╭──

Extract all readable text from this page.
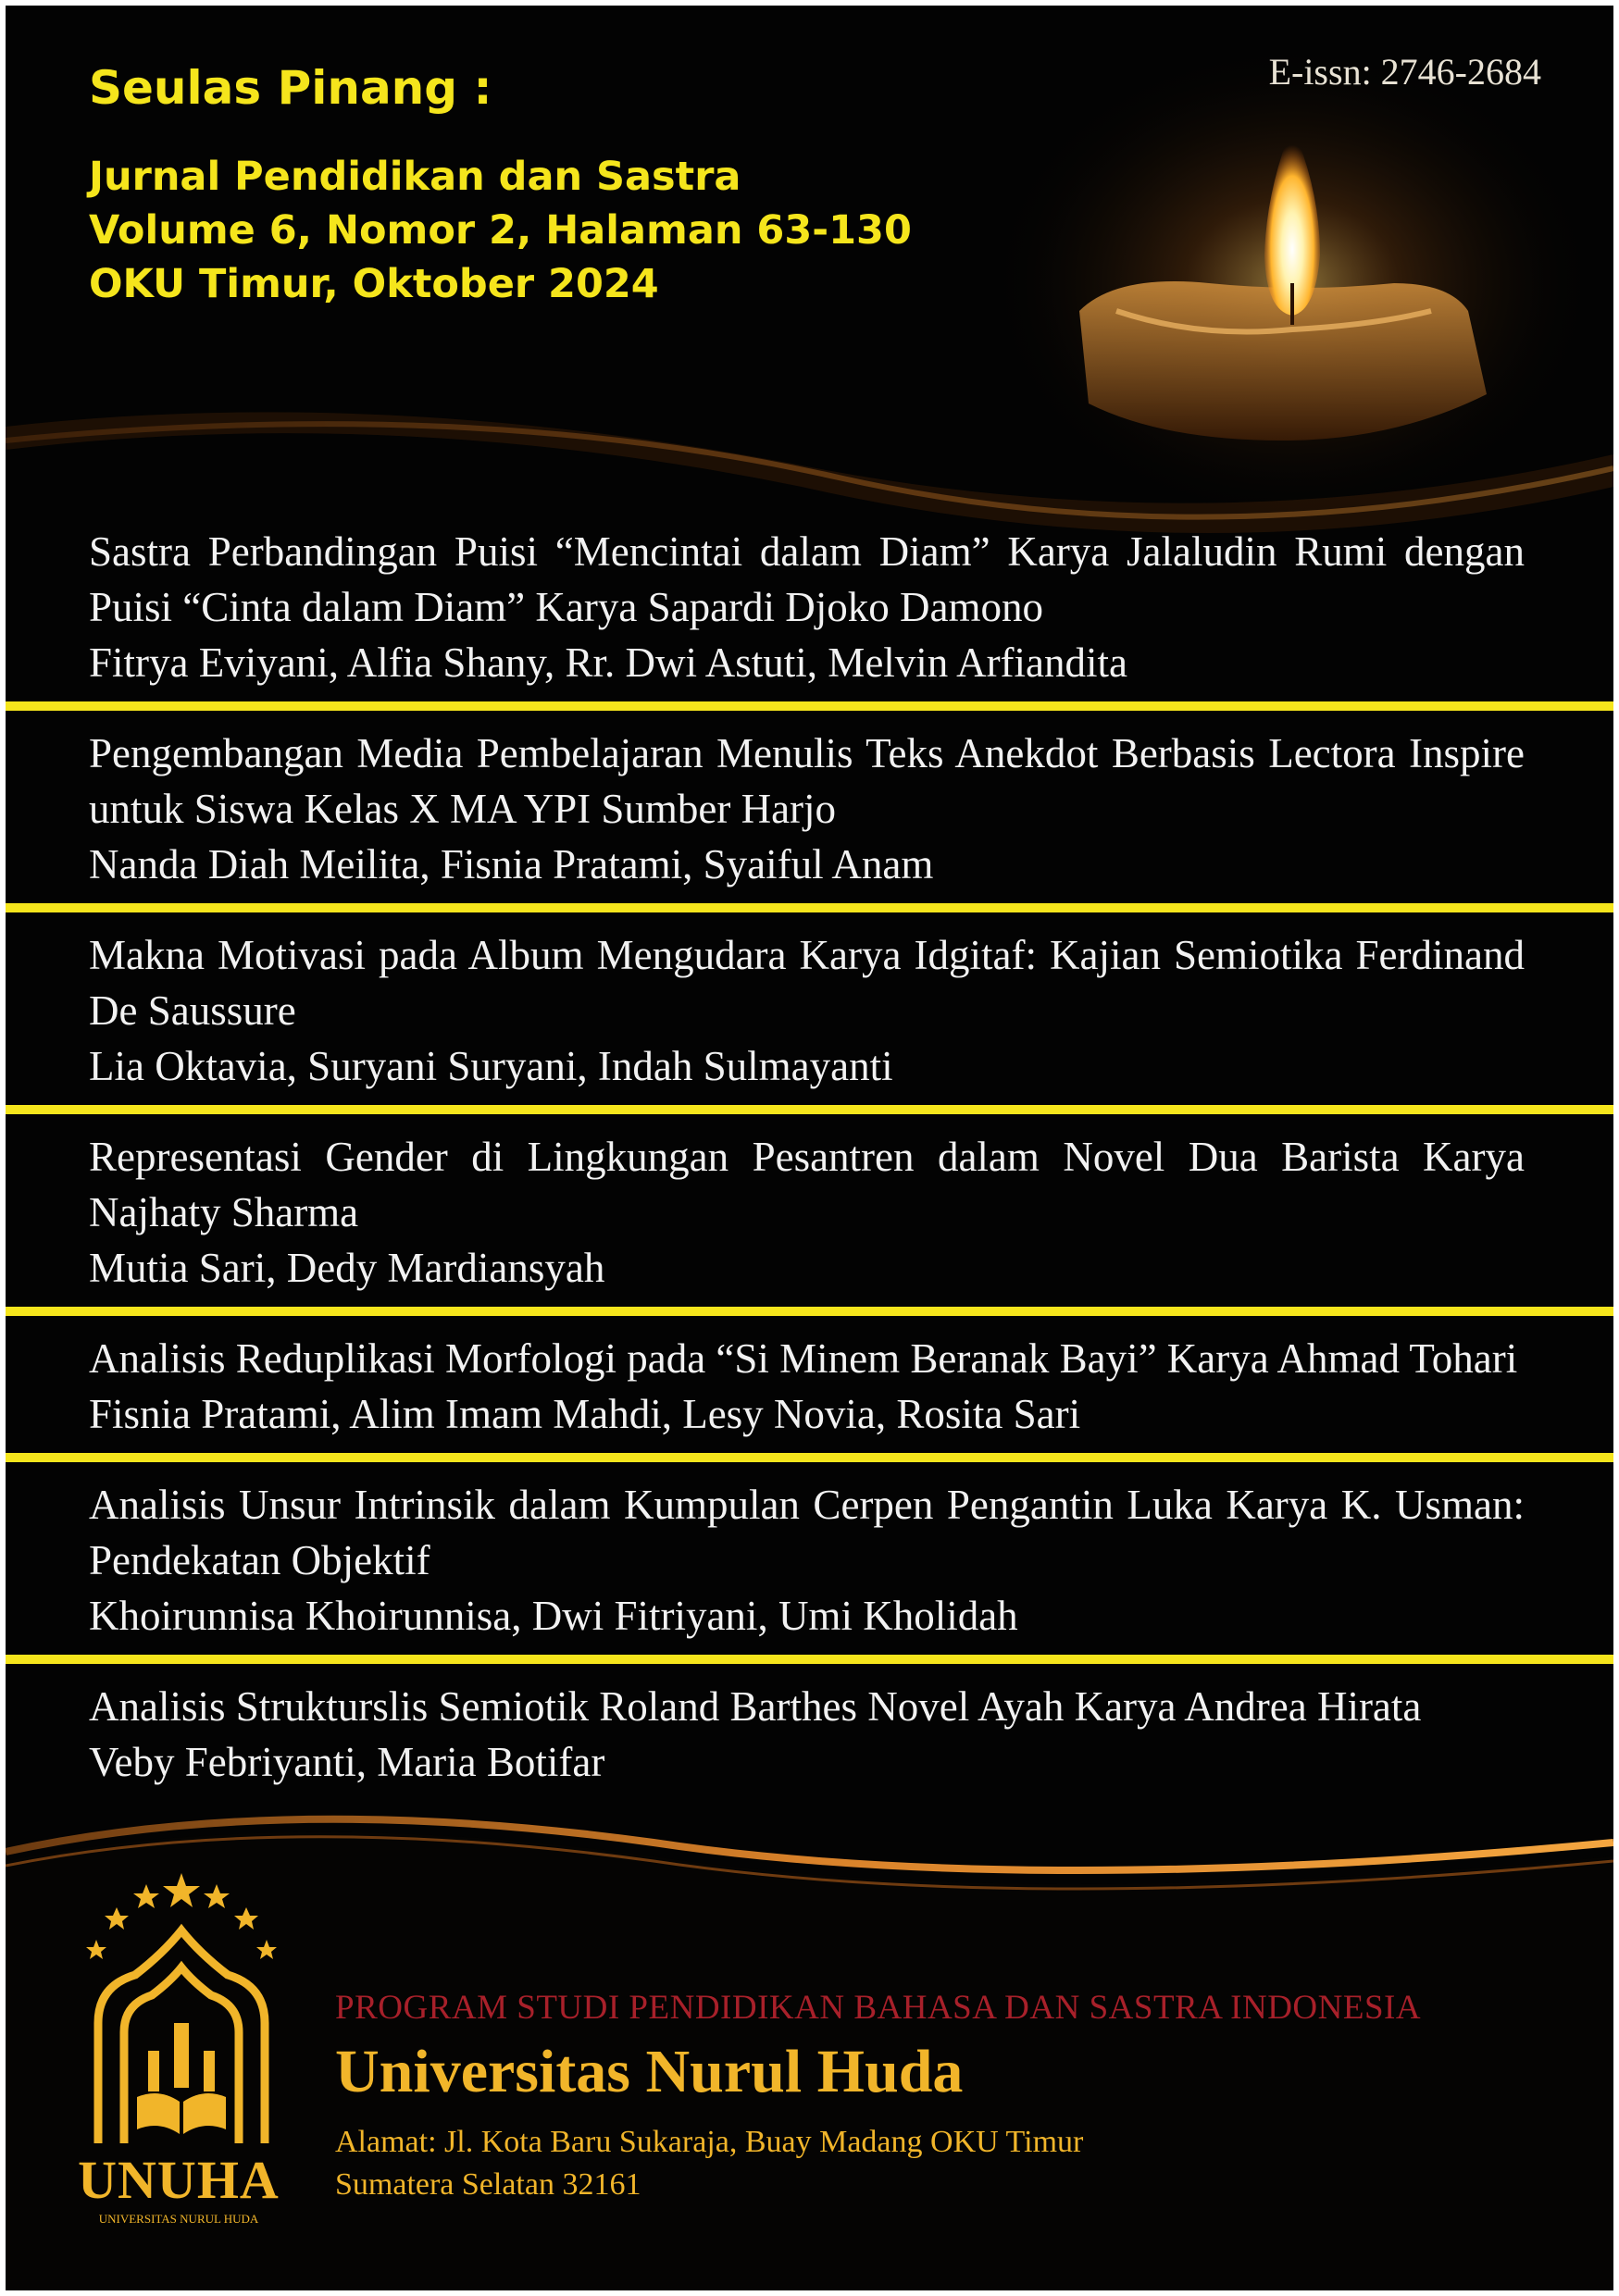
Seulas Pinang :
Jurnal Pendidikan dan Sastra
Volume 6, Nomor 2, Halaman 63-130
OKU Timur, Oktober 2024
E-issn: 2746-2684

Sastra Perbandingan Puisi “Mencintai dalam Diam” Karya Jalaludin Rumi dengan Puisi “Cinta dalam Diam” Karya Sapardi Djoko Damono

Fitrya Eviyani, Alfia Shany, Rr. Dwi Astuti, Melvin Arfiandita

Pengembangan Media Pembelajaran Menulis Teks Anekdot Berbasis Lectora Inspire untuk Siswa Kelas X MA YPI Sumber Harjo

Nanda Diah Meilita, Fisnia Pratami, Syaiful Anam

Makna Motivasi pada Album Mengudara Karya Idgitaf: Kajian Semiotika Ferdinand De Saussure

Lia Oktavia, Suryani Suryani, Indah Sulmayanti

Representasi Gender di Lingkungan Pesantren dalam Novel Dua Barista Karya Najhaty Sharma

Mutia Sari, Dedy Mardiansyah

Analisis Reduplikasi Morfologi pada “Si Minem Beranak Bayi” Karya Ahmad Tohari

Fisnia Pratami, Alim Imam Mahdi, Lesy Novia, Rosita Sari

Analisis Unsur Intrinsik dalam Kumpulan Cerpen Pengantin Luka Karya K. Usman: Pendekatan Objektif

Khoirunnisa Khoirunnisa, Dwi Fitriyani, Umi Kholidah

Analisis Strukturslis Semiotik Roland Barthes Novel Ayah Karya Andrea Hirata

Veby Febriyanti, Maria Botifar

UNUHA
UNIVERSITAS NURUL HUDA
PROGRAM STUDI PENDIDIKAN BAHASA DAN SASTRA INDONESIA
Universitas Nurul Huda
Alamat: Jl. Kota Baru Sukaraja, Buay Madang OKU Timur
Sumatera Selatan 32161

╰──

■ WRITTEN REQUEST ■
Every line should be retyped exactly, with the pictures omitted.

■ FINAL RESULT ■
Extract all readable text from this page.
Seulas Pinang :
Jurnal Pendidikan dan Sastra
Volume 6, Nomor 2, Halaman 63-130
OKU Timur, Oktober 2024
E-issn: 2746-2684

Sastra Perbandingan Puisi “Mencintai dalam Diam” Karya Jalaludin Rumi dengan Puisi “Cinta dalam Diam” Karya Sapardi Djoko Damono

Fitrya Eviyani, Alfia Shany, Rr. Dwi Astuti, Melvin Arfiandita

Pengembangan Media Pembelajaran Menulis Teks Anekdot Berbasis Lectora Inspire untuk Siswa Kelas X MA YPI Sumber Harjo

Nanda Diah Meilita, Fisnia Pratami, Syaiful Anam

Makna Motivasi pada Album Mengudara Karya Idgitaf: Kajian Semiotika Ferdinand De Saussure

Lia Oktavia, Suryani Suryani, Indah Sulmayanti

Representasi Gender di Lingkungan Pesantren dalam Novel Dua Barista Karya Najhaty Sharma

Mutia Sari, Dedy Mardiansyah

Analisis Reduplikasi Morfologi pada “Si Minem Beranak Bayi” Karya Ahmad Tohari

Fisnia Pratami, Alim Imam Mahdi, Lesy Novia, Rosita Sari

Analisis Unsur Intrinsik dalam Kumpulan Cerpen Pengantin Luka Karya K. Usman: Pendekatan Objektif

Khoirunnisa Khoirunnisa, Dwi Fitriyani, Umi Kholidah

Analisis Strukturslis Semiotik Roland Barthes Novel Ayah Karya Andrea Hirata

Veby Febriyanti, Maria Botifar

UNUHA
UNIVERSITAS NURUL HUDA
PROGRAM STUDI PENDIDIKAN BAHASA DAN SASTRA INDONESIA
Universitas Nurul Huda
Alamat: Jl. Kota Baru Sukaraja, Buay Madang OKU Timur
Sumatera Selatan 32161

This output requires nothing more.